* [Task instructions]
Copy down all of the data underneath, exactly as shown.

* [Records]
◇ ◇ ◇
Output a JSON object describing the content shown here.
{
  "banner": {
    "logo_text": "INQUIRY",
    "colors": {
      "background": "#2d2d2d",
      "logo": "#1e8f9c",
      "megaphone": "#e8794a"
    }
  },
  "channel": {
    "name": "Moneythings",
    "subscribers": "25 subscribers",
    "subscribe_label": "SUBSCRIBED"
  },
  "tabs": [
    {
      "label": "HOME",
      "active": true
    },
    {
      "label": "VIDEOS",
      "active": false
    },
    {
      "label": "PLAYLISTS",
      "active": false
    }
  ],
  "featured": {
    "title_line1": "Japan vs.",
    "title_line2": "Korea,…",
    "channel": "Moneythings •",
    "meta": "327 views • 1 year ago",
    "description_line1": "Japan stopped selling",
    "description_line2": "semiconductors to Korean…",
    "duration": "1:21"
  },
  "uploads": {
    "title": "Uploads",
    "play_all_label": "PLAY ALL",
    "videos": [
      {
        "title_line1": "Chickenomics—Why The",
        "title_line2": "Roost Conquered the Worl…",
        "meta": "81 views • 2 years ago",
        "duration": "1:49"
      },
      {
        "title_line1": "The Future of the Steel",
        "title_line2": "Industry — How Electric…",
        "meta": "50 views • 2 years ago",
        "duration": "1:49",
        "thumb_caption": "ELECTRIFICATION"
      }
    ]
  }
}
◇ ◇ ◇
* [Expected answer]
Output a JSON object describing the content shown here.
{
  "banner": {
    "logo_text": "INQUIRY",
    "colors": {
      "background": "#2d2d2d",
      "logo": "#1e8f9c",
      "megaphone": "#e8794a"
    }
  },
  "channel": {
    "name": "Moneythings",
    "subscribers": "25 subscribers",
    "subscribe_label": "SUBSCRIBED"
  },
  "tabs": [
    {
      "label": "HOME",
      "active": true
    },
    {
      "label": "VIDEOS",
      "active": false
    },
    {
      "label": "PLAYLISTS",
      "active": false
    }
  ],
  "featured": {
    "title_line1": "Japan vs.",
    "title_line2": "Korea,…",
    "channel": "Moneythings •",
    "meta": "327 views • 1 year ago",
    "description_line1": "Japan stopped selling",
    "description_line2": "semiconductors to Korean…",
    "duration": "1:21"
  },
  "uploads": {
    "title": "Uploads",
    "play_all_label": "PLAY ALL",
    "videos": [
      {
        "title_line1": "Chickenomics—Why The",
        "title_line2": "Roost Conquered the Worl…",
        "meta": "81 views • 2 years ago",
        "duration": "1:49"
      },
      {
        "title_line1": "The Future of the Steel",
        "title_line2": "Industry — How Electric…",
        "meta": "50 views • 2 years ago",
        "duration": "1:49",
        "thumb_caption": "ELECTRIFICATION"
      }
    ]
  }
}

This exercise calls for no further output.